▶ _Dataset extract_:
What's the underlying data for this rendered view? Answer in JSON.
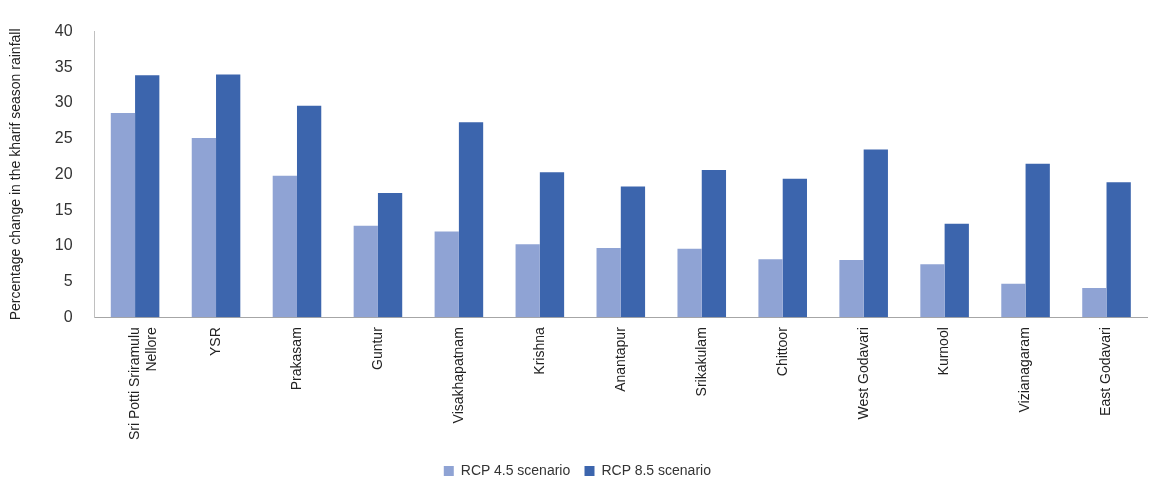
{
  "chart_data": {
    "type": "bar",
    "ylabel": "Percentage change in the kharif season rainfall",
    "categories": [
      "Sri Potti Sriramulu Nellore",
      "YSR",
      "Prakasam",
      "Guntur",
      "Visakhapatnam",
      "Krishna",
      "Anantapur",
      "Srikakulam",
      "Chittoor",
      "West Godavari",
      "Kurnool",
      "Vizianagaram",
      "East Godavari"
    ],
    "series": [
      {
        "name": "RCP 4.5 scenario",
        "color": "#8fa3d4",
        "values": [
          28.6,
          25.1,
          19.8,
          12.8,
          12.0,
          10.2,
          9.7,
          9.6,
          8.1,
          8.0,
          7.4,
          4.7,
          4.1
        ]
      },
      {
        "name": "RCP 8.5 scenario",
        "color": "#3c65ad",
        "values": [
          33.9,
          34.0,
          29.6,
          17.4,
          27.3,
          20.3,
          18.3,
          20.6,
          19.4,
          23.5,
          13.1,
          21.5,
          18.9
        ]
      }
    ],
    "ylim": [
      0,
      40
    ],
    "yticks": [
      0,
      5,
      10,
      15,
      20,
      25,
      30,
      35,
      40
    ],
    "legend": "bottom"
  }
}
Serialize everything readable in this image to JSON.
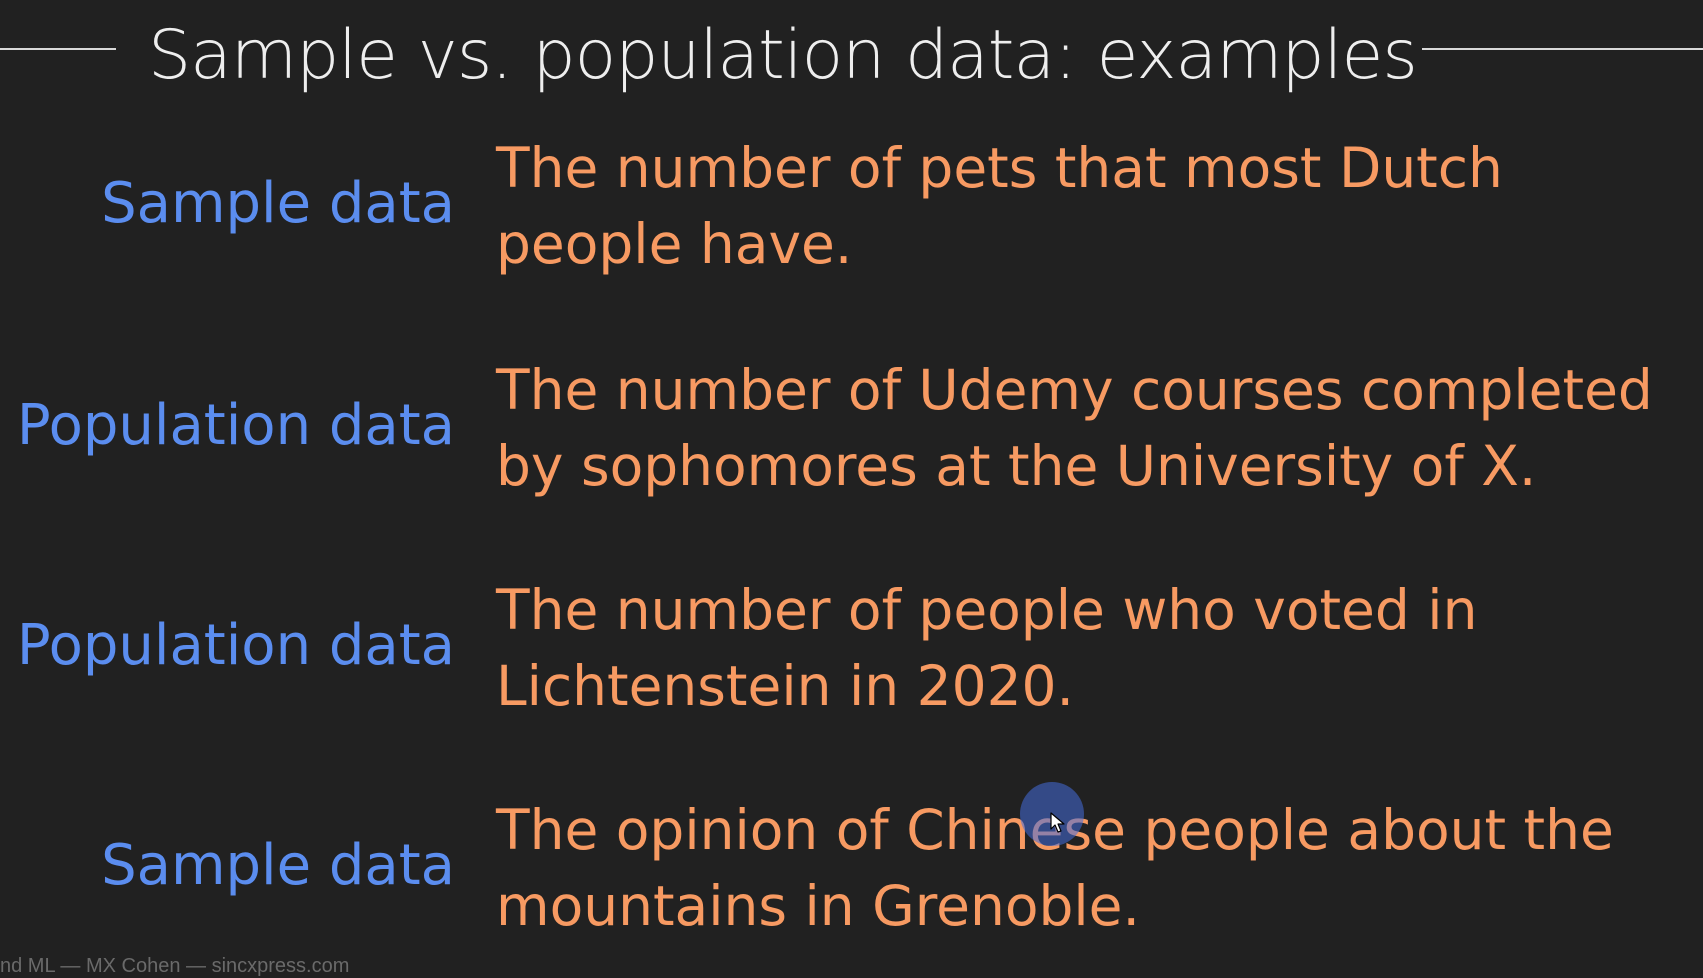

▶ _Direction_: Generate a word-for-word copy of the preceding records, excluding all pictures.

▶ _Written reply_:
What's the underlying data for this rendered view? Answer in JSON.
{
  "chart_data": {
    "type": "bar",
    "ylabel": "Percentage change in the kharif season rainfall",
    "categories": [
      "Sri Potti Sriramulu Nellore",
      "YSR",
      "Prakasam",
      "Guntur",
      "Visakhapatnam",
      "Krishna",
      "Anantapur",
      "Srikakulam",
      "Chittoor",
      "West Godavari",
      "Kurnool",
      "Vizianagaram",
      "East Godavari"
    ],
    "series": [
      {
        "name": "RCP 4.5 scenario",
        "color": "#8fa3d4",
        "values": [
          28.6,
          25.1,
          19.8,
          12.8,
          12.0,
          10.2,
          9.7,
          9.6,
          8.1,
          8.0,
          7.4,
          4.7,
          4.1
        ]
      },
      {
        "name": "RCP 8.5 scenario",
        "color": "#3c65ad",
        "values": [
          33.9,
          34.0,
          29.6,
          17.4,
          27.3,
          20.3,
          18.3,
          20.6,
          19.4,
          23.5,
          13.1,
          21.5,
          18.9
        ]
      }
    ],
    "ylim": [
      0,
      40
    ],
    "yticks": [
      0,
      5,
      10,
      15,
      20,
      25,
      30,
      35,
      40
    ],
    "legend": "bottom"
  }
}
Serialize everything readable in this image to JSON.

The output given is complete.